Collected data:

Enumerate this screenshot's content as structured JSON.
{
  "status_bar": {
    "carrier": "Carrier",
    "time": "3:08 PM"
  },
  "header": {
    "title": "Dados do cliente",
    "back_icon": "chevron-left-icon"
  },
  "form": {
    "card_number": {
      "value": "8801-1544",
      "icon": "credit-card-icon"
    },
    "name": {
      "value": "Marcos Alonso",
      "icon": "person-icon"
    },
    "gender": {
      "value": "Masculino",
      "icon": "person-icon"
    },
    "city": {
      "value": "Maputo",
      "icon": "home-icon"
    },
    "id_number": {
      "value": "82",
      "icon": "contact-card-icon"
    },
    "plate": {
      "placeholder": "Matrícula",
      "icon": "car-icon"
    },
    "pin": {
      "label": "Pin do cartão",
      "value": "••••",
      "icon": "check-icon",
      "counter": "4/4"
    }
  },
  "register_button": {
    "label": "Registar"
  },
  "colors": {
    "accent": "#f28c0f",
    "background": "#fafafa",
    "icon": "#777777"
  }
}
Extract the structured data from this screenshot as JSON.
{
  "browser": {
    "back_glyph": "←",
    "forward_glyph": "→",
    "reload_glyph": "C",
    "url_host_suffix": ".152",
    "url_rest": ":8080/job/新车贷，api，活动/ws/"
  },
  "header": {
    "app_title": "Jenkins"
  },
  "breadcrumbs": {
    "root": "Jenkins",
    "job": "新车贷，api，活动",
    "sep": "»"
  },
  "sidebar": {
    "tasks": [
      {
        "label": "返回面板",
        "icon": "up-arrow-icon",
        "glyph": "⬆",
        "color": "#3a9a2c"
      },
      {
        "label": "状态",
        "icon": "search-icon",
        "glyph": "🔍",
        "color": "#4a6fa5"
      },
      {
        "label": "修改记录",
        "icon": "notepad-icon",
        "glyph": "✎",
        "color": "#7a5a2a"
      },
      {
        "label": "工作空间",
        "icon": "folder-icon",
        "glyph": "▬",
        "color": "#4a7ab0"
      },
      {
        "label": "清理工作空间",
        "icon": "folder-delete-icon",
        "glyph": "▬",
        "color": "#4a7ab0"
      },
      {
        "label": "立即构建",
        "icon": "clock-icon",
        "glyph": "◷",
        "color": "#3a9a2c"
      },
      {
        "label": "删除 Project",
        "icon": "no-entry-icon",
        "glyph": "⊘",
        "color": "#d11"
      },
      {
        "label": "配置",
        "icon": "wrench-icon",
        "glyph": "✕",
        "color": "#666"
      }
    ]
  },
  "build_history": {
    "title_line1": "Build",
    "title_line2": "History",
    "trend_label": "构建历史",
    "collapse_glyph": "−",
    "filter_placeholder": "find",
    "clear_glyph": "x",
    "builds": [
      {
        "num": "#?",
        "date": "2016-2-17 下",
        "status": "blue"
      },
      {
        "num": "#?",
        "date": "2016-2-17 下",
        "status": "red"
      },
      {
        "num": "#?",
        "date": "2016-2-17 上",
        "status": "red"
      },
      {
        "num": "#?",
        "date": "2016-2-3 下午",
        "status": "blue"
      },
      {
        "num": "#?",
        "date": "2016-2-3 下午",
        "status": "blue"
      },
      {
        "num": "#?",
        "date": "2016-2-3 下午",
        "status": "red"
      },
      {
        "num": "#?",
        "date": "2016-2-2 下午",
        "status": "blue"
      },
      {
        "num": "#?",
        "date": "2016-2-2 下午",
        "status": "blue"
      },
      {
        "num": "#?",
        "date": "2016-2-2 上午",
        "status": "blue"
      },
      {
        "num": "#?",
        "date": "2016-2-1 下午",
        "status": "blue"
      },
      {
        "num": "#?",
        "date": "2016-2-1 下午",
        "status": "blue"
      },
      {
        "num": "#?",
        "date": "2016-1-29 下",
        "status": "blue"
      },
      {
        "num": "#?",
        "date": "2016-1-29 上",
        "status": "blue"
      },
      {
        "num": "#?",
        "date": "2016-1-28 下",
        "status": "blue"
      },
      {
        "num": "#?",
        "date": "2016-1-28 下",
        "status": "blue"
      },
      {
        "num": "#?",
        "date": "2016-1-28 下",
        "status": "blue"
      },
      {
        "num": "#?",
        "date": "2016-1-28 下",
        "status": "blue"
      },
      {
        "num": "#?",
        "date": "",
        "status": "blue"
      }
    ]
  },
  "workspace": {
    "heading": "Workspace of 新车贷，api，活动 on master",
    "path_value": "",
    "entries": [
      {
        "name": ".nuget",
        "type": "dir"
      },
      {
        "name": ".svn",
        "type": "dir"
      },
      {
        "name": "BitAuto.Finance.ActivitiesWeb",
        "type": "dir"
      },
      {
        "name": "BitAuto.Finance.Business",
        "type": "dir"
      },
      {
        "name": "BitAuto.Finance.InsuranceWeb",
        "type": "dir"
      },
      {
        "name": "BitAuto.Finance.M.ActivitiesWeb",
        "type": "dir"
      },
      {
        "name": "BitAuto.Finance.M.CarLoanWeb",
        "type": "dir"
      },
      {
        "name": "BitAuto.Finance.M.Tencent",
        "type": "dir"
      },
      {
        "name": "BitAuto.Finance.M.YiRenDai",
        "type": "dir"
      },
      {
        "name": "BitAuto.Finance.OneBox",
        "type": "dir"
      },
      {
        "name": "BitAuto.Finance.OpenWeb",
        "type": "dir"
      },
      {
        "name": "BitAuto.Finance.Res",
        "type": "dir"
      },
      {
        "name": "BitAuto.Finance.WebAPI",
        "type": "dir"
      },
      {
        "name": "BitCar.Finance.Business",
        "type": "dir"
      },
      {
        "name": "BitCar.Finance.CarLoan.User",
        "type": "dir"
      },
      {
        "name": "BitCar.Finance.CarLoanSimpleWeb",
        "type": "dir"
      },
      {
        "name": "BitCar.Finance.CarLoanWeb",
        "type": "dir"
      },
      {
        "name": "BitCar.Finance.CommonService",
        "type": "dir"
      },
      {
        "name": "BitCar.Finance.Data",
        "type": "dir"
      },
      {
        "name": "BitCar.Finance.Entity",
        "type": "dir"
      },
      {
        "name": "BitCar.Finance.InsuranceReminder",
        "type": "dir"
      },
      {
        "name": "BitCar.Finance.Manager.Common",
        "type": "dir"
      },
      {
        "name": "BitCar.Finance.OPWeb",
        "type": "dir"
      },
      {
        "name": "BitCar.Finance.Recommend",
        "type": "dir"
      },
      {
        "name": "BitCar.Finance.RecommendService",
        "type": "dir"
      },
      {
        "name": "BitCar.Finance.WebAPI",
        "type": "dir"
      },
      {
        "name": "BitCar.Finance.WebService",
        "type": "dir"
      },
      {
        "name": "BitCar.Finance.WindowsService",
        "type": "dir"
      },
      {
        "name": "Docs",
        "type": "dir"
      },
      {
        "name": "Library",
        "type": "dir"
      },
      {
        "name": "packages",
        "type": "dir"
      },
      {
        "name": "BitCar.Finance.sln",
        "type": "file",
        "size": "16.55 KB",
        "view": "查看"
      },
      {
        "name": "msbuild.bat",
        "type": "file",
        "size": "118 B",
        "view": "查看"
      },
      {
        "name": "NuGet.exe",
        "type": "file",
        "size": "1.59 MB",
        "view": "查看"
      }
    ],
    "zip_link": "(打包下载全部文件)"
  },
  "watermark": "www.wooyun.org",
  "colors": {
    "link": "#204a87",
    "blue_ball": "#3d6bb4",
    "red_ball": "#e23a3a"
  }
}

> **What you will do**: Above are some records; repeat all of them exactly.

> **In response**:
Enumerate this screenshot's content as structured JSON.
{
  "status_bar": {
    "carrier": "Carrier",
    "time": "3:08 PM"
  },
  "header": {
    "title": "Dados do cliente",
    "back_icon": "chevron-left-icon"
  },
  "form": {
    "card_number": {
      "value": "8801-1544",
      "icon": "credit-card-icon"
    },
    "name": {
      "value": "Marcos Alonso",
      "icon": "person-icon"
    },
    "gender": {
      "value": "Masculino",
      "icon": "person-icon"
    },
    "city": {
      "value": "Maputo",
      "icon": "home-icon"
    },
    "id_number": {
      "value": "82",
      "icon": "contact-card-icon"
    },
    "plate": {
      "placeholder": "Matrícula",
      "icon": "car-icon"
    },
    "pin": {
      "label": "Pin do cartão",
      "value": "••••",
      "icon": "check-icon",
      "counter": "4/4"
    }
  },
  "register_button": {
    "label": "Registar"
  },
  "colors": {
    "accent": "#f28c0f",
    "background": "#fafafa",
    "icon": "#777777"
  }
}
Extract the structured data from this screenshot as JSON.
{
  "browser": {
    "back_glyph": "←",
    "forward_glyph": "→",
    "reload_glyph": "C",
    "url_host_suffix": ".152",
    "url_rest": ":8080/job/新车贷，api，活动/ws/"
  },
  "header": {
    "app_title": "Jenkins"
  },
  "breadcrumbs": {
    "root": "Jenkins",
    "job": "新车贷，api，活动",
    "sep": "»"
  },
  "sidebar": {
    "tasks": [
      {
        "label": "返回面板",
        "icon": "up-arrow-icon",
        "glyph": "⬆",
        "color": "#3a9a2c"
      },
      {
        "label": "状态",
        "icon": "search-icon",
        "glyph": "🔍",
        "color": "#4a6fa5"
      },
      {
        "label": "修改记录",
        "icon": "notepad-icon",
        "glyph": "✎",
        "color": "#7a5a2a"
      },
      {
        "label": "工作空间",
        "icon": "folder-icon",
        "glyph": "▬",
        "color": "#4a7ab0"
      },
      {
        "label": "清理工作空间",
        "icon": "folder-delete-icon",
        "glyph": "▬",
        "color": "#4a7ab0"
      },
      {
        "label": "立即构建",
        "icon": "clock-icon",
        "glyph": "◷",
        "color": "#3a9a2c"
      },
      {
        "label": "删除 Project",
        "icon": "no-entry-icon",
        "glyph": "⊘",
        "color": "#d11"
      },
      {
        "label": "配置",
        "icon": "wrench-icon",
        "glyph": "✕",
        "color": "#666"
      }
    ]
  },
  "build_history": {
    "title_line1": "Build",
    "title_line2": "History",
    "trend_label": "构建历史",
    "collapse_glyph": "−",
    "filter_placeholder": "find",
    "clear_glyph": "x",
    "builds": [
      {
        "num": "#?",
        "date": "2016-2-17 下",
        "status": "blue"
      },
      {
        "num": "#?",
        "date": "2016-2-17 下",
        "status": "red"
      },
      {
        "num": "#?",
        "date": "2016-2-17 上",
        "status": "red"
      },
      {
        "num": "#?",
        "date": "2016-2-3 下午",
        "status": "blue"
      },
      {
        "num": "#?",
        "date": "2016-2-3 下午",
        "status": "blue"
      },
      {
        "num": "#?",
        "date": "2016-2-3 下午",
        "status": "red"
      },
      {
        "num": "#?",
        "date": "2016-2-2 下午",
        "status": "blue"
      },
      {
        "num": "#?",
        "date": "2016-2-2 下午",
        "status": "blue"
      },
      {
        "num": "#?",
        "date": "2016-2-2 上午",
        "status": "blue"
      },
      {
        "num": "#?",
        "date": "2016-2-1 下午",
        "status": "blue"
      },
      {
        "num": "#?",
        "date": "2016-2-1 下午",
        "status": "blue"
      },
      {
        "num": "#?",
        "date": "2016-1-29 下",
        "status": "blue"
      },
      {
        "num": "#?",
        "date": "2016-1-29 上",
        "status": "blue"
      },
      {
        "num": "#?",
        "date": "2016-1-28 下",
        "status": "blue"
      },
      {
        "num": "#?",
        "date": "2016-1-28 下",
        "status": "blue"
      },
      {
        "num": "#?",
        "date": "2016-1-28 下",
        "status": "blue"
      },
      {
        "num": "#?",
        "date": "2016-1-28 下",
        "status": "blue"
      },
      {
        "num": "#?",
        "date": "",
        "status": "blue"
      }
    ]
  },
  "workspace": {
    "heading": "Workspace of 新车贷，api，活动 on master",
    "path_value": "",
    "entries": [
      {
        "name": ".nuget",
        "type": "dir"
      },
      {
        "name": ".svn",
        "type": "dir"
      },
      {
        "name": "BitAuto.Finance.ActivitiesWeb",
        "type": "dir"
      },
      {
        "name": "BitAuto.Finance.Business",
        "type": "dir"
      },
      {
        "name": "BitAuto.Finance.InsuranceWeb",
        "type": "dir"
      },
      {
        "name": "BitAuto.Finance.M.ActivitiesWeb",
        "type": "dir"
      },
      {
        "name": "BitAuto.Finance.M.CarLoanWeb",
        "type": "dir"
      },
      {
        "name": "BitAuto.Finance.M.Tencent",
        "type": "dir"
      },
      {
        "name": "BitAuto.Finance.M.YiRenDai",
        "type": "dir"
      },
      {
        "name": "BitAuto.Finance.OneBox",
        "type": "dir"
      },
      {
        "name": "BitAuto.Finance.OpenWeb",
        "type": "dir"
      },
      {
        "name": "BitAuto.Finance.Res",
        "type": "dir"
      },
      {
        "name": "BitAuto.Finance.WebAPI",
        "type": "dir"
      },
      {
        "name": "BitCar.Finance.Business",
        "type": "dir"
      },
      {
        "name": "BitCar.Finance.CarLoan.User",
        "type": "dir"
      },
      {
        "name": "BitCar.Finance.CarLoanSimpleWeb",
        "type": "dir"
      },
      {
        "name": "BitCar.Finance.CarLoanWeb",
        "type": "dir"
      },
      {
        "name": "BitCar.Finance.CommonService",
        "type": "dir"
      },
      {
        "name": "BitCar.Finance.Data",
        "type": "dir"
      },
      {
        "name": "BitCar.Finance.Entity",
        "type": "dir"
      },
      {
        "name": "BitCar.Finance.InsuranceReminder",
        "type": "dir"
      },
      {
        "name": "BitCar.Finance.Manager.Common",
        "type": "dir"
      },
      {
        "name": "BitCar.Finance.OPWeb",
        "type": "dir"
      },
      {
        "name": "BitCar.Finance.Recommend",
        "type": "dir"
      },
      {
        "name": "BitCar.Finance.RecommendService",
        "type": "dir"
      },
      {
        "name": "BitCar.Finance.WebAPI",
        "type": "dir"
      },
      {
        "name": "BitCar.Finance.WebService",
        "type": "dir"
      },
      {
        "name": "BitCar.Finance.WindowsService",
        "type": "dir"
      },
      {
        "name": "Docs",
        "type": "dir"
      },
      {
        "name": "Library",
        "type": "dir"
      },
      {
        "name": "packages",
        "type": "dir"
      },
      {
        "name": "BitCar.Finance.sln",
        "type": "file",
        "size": "16.55 KB",
        "view": "查看"
      },
      {
        "name": "msbuild.bat",
        "type": "file",
        "size": "118 B",
        "view": "查看"
      },
      {
        "name": "NuGet.exe",
        "type": "file",
        "size": "1.59 MB",
        "view": "查看"
      }
    ],
    "zip_link": "(打包下载全部文件)"
  },
  "watermark": "www.wooyun.org",
  "colors": {
    "link": "#204a87",
    "blue_ball": "#3d6bb4",
    "red_ball": "#e23a3a"
  }
}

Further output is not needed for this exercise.